WRITTEN REQUEST. Return the material below in full and exactly.
++++++++
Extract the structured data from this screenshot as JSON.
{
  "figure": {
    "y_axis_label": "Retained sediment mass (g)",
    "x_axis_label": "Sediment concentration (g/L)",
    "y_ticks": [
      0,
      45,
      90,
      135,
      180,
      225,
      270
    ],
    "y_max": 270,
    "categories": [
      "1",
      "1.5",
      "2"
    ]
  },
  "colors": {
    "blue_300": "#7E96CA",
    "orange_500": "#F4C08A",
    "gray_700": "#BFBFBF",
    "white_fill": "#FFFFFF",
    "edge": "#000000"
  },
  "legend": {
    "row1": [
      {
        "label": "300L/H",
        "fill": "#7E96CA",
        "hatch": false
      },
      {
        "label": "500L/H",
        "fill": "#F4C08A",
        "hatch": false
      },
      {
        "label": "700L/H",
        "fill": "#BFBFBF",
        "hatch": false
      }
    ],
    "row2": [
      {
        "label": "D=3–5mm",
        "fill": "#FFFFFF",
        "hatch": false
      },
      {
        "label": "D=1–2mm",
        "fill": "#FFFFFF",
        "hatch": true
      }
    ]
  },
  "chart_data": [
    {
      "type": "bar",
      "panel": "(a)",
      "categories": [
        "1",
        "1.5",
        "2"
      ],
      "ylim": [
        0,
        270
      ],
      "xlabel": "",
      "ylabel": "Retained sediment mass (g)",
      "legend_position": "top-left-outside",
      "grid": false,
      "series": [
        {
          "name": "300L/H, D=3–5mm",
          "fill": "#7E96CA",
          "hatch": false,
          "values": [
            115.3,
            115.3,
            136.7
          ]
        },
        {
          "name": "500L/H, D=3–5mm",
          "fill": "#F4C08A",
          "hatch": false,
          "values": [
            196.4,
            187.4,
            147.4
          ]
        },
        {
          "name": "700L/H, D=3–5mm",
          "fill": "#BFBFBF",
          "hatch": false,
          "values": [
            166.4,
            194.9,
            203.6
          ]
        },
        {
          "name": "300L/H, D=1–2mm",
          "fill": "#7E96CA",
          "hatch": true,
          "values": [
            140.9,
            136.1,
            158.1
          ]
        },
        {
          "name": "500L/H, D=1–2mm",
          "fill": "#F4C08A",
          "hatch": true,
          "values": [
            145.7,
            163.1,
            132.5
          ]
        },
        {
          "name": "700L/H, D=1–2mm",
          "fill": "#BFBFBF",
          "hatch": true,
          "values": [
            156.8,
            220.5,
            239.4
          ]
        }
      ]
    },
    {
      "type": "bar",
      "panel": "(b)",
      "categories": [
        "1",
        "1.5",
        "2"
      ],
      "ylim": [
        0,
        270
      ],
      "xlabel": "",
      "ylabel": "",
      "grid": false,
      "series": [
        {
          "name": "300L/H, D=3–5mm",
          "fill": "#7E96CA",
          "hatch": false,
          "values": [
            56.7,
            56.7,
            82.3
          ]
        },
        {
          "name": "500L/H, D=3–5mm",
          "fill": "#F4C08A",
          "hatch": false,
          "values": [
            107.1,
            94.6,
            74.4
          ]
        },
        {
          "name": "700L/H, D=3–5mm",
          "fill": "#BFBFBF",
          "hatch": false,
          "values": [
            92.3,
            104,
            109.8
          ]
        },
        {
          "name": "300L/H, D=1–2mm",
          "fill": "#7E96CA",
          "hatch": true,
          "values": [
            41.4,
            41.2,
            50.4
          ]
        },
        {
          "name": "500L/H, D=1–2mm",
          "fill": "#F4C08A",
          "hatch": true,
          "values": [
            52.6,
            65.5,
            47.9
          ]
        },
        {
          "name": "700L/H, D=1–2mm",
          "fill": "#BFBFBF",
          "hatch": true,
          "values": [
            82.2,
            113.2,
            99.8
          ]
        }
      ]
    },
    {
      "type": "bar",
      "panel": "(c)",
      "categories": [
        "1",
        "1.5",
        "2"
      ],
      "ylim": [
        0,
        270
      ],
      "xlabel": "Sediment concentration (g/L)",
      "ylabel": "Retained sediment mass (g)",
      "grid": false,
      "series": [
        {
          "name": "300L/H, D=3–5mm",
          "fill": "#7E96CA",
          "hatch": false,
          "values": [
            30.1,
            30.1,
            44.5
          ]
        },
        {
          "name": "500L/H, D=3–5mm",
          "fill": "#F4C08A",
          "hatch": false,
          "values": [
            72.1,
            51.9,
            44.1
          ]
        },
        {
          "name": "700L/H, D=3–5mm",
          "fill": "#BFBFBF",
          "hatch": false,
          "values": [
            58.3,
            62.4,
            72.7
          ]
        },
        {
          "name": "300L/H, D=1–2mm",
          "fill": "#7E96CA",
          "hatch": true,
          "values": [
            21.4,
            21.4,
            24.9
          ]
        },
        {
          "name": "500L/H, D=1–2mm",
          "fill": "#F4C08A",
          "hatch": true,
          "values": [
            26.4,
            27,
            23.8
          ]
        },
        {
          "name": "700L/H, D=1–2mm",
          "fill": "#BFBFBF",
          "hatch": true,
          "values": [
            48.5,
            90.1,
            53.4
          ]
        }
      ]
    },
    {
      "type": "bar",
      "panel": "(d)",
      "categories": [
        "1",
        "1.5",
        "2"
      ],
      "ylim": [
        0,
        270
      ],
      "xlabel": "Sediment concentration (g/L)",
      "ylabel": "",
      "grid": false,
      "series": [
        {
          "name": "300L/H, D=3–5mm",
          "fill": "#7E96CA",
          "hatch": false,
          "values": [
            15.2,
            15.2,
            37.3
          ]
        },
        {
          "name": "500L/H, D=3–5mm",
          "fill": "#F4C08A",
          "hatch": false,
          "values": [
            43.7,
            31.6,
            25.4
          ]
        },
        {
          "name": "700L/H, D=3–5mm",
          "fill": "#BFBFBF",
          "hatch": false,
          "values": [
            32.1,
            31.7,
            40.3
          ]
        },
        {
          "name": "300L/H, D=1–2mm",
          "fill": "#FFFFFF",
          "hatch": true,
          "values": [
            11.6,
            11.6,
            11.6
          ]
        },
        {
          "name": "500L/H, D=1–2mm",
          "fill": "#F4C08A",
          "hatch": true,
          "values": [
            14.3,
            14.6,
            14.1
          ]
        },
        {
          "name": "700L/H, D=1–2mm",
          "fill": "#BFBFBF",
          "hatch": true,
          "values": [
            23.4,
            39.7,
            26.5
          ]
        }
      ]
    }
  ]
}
++++++++
THE SOLUTION.
Extract the structured data from this screenshot as JSON.
{
  "figure": {
    "y_axis_label": "Retained sediment mass (g)",
    "x_axis_label": "Sediment concentration (g/L)",
    "y_ticks": [
      0,
      45,
      90,
      135,
      180,
      225,
      270
    ],
    "y_max": 270,
    "categories": [
      "1",
      "1.5",
      "2"
    ]
  },
  "colors": {
    "blue_300": "#7E96CA",
    "orange_500": "#F4C08A",
    "gray_700": "#BFBFBF",
    "white_fill": "#FFFFFF",
    "edge": "#000000"
  },
  "legend": {
    "row1": [
      {
        "label": "300L/H",
        "fill": "#7E96CA",
        "hatch": false
      },
      {
        "label": "500L/H",
        "fill": "#F4C08A",
        "hatch": false
      },
      {
        "label": "700L/H",
        "fill": "#BFBFBF",
        "hatch": false
      }
    ],
    "row2": [
      {
        "label": "D=3–5mm",
        "fill": "#FFFFFF",
        "hatch": false
      },
      {
        "label": "D=1–2mm",
        "fill": "#FFFFFF",
        "hatch": true
      }
    ]
  },
  "chart_data": [
    {
      "type": "bar",
      "panel": "(a)",
      "categories": [
        "1",
        "1.5",
        "2"
      ],
      "ylim": [
        0,
        270
      ],
      "xlabel": "",
      "ylabel": "Retained sediment mass (g)",
      "legend_position": "top-left-outside",
      "grid": false,
      "series": [
        {
          "name": "300L/H, D=3–5mm",
          "fill": "#7E96CA",
          "hatch": false,
          "values": [
            115.3,
            115.3,
            136.7
          ]
        },
        {
          "name": "500L/H, D=3–5mm",
          "fill": "#F4C08A",
          "hatch": false,
          "values": [
            196.4,
            187.4,
            147.4
          ]
        },
        {
          "name": "700L/H, D=3–5mm",
          "fill": "#BFBFBF",
          "hatch": false,
          "values": [
            166.4,
            194.9,
            203.6
          ]
        },
        {
          "name": "300L/H, D=1–2mm",
          "fill": "#7E96CA",
          "hatch": true,
          "values": [
            140.9,
            136.1,
            158.1
          ]
        },
        {
          "name": "500L/H, D=1–2mm",
          "fill": "#F4C08A",
          "hatch": true,
          "values": [
            145.7,
            163.1,
            132.5
          ]
        },
        {
          "name": "700L/H, D=1–2mm",
          "fill": "#BFBFBF",
          "hatch": true,
          "values": [
            156.8,
            220.5,
            239.4
          ]
        }
      ]
    },
    {
      "type": "bar",
      "panel": "(b)",
      "categories": [
        "1",
        "1.5",
        "2"
      ],
      "ylim": [
        0,
        270
      ],
      "xlabel": "",
      "ylabel": "",
      "grid": false,
      "series": [
        {
          "name": "300L/H, D=3–5mm",
          "fill": "#7E96CA",
          "hatch": false,
          "values": [
            56.7,
            56.7,
            82.3
          ]
        },
        {
          "name": "500L/H, D=3–5mm",
          "fill": "#F4C08A",
          "hatch": false,
          "values": [
            107.1,
            94.6,
            74.4
          ]
        },
        {
          "name": "700L/H, D=3–5mm",
          "fill": "#BFBFBF",
          "hatch": false,
          "values": [
            92.3,
            104,
            109.8
          ]
        },
        {
          "name": "300L/H, D=1–2mm",
          "fill": "#7E96CA",
          "hatch": true,
          "values": [
            41.4,
            41.2,
            50.4
          ]
        },
        {
          "name": "500L/H, D=1–2mm",
          "fill": "#F4C08A",
          "hatch": true,
          "values": [
            52.6,
            65.5,
            47.9
          ]
        },
        {
          "name": "700L/H, D=1–2mm",
          "fill": "#BFBFBF",
          "hatch": true,
          "values": [
            82.2,
            113.2,
            99.8
          ]
        }
      ]
    },
    {
      "type": "bar",
      "panel": "(c)",
      "categories": [
        "1",
        "1.5",
        "2"
      ],
      "ylim": [
        0,
        270
      ],
      "xlabel": "Sediment concentration (g/L)",
      "ylabel": "Retained sediment mass (g)",
      "grid": false,
      "series": [
        {
          "name": "300L/H, D=3–5mm",
          "fill": "#7E96CA",
          "hatch": false,
          "values": [
            30.1,
            30.1,
            44.5
          ]
        },
        {
          "name": "500L/H, D=3–5mm",
          "fill": "#F4C08A",
          "hatch": false,
          "values": [
            72.1,
            51.9,
            44.1
          ]
        },
        {
          "name": "700L/H, D=3–5mm",
          "fill": "#BFBFBF",
          "hatch": false,
          "values": [
            58.3,
            62.4,
            72.7
          ]
        },
        {
          "name": "300L/H, D=1–2mm",
          "fill": "#7E96CA",
          "hatch": true,
          "values": [
            21.4,
            21.4,
            24.9
          ]
        },
        {
          "name": "500L/H, D=1–2mm",
          "fill": "#F4C08A",
          "hatch": true,
          "values": [
            26.4,
            27,
            23.8
          ]
        },
        {
          "name": "700L/H, D=1–2mm",
          "fill": "#BFBFBF",
          "hatch": true,
          "values": [
            48.5,
            90.1,
            53.4
          ]
        }
      ]
    },
    {
      "type": "bar",
      "panel": "(d)",
      "categories": [
        "1",
        "1.5",
        "2"
      ],
      "ylim": [
        0,
        270
      ],
      "xlabel": "Sediment concentration (g/L)",
      "ylabel": "",
      "grid": false,
      "series": [
        {
          "name": "300L/H, D=3–5mm",
          "fill": "#7E96CA",
          "hatch": false,
          "values": [
            15.2,
            15.2,
            37.3
          ]
        },
        {
          "name": "500L/H, D=3–5mm",
          "fill": "#F4C08A",
          "hatch": false,
          "values": [
            43.7,
            31.6,
            25.4
          ]
        },
        {
          "name": "700L/H, D=3–5mm",
          "fill": "#BFBFBF",
          "hatch": false,
          "values": [
            32.1,
            31.7,
            40.3
          ]
        },
        {
          "name": "300L/H, D=1–2mm",
          "fill": "#FFFFFF",
          "hatch": true,
          "values": [
            11.6,
            11.6,
            11.6
          ]
        },
        {
          "name": "500L/H, D=1–2mm",
          "fill": "#F4C08A",
          "hatch": true,
          "values": [
            14.3,
            14.6,
            14.1
          ]
        },
        {
          "name": "700L/H, D=1–2mm",
          "fill": "#BFBFBF",
          "hatch": true,
          "values": [
            23.4,
            39.7,
            26.5
          ]
        }
      ]
    }
  ]
}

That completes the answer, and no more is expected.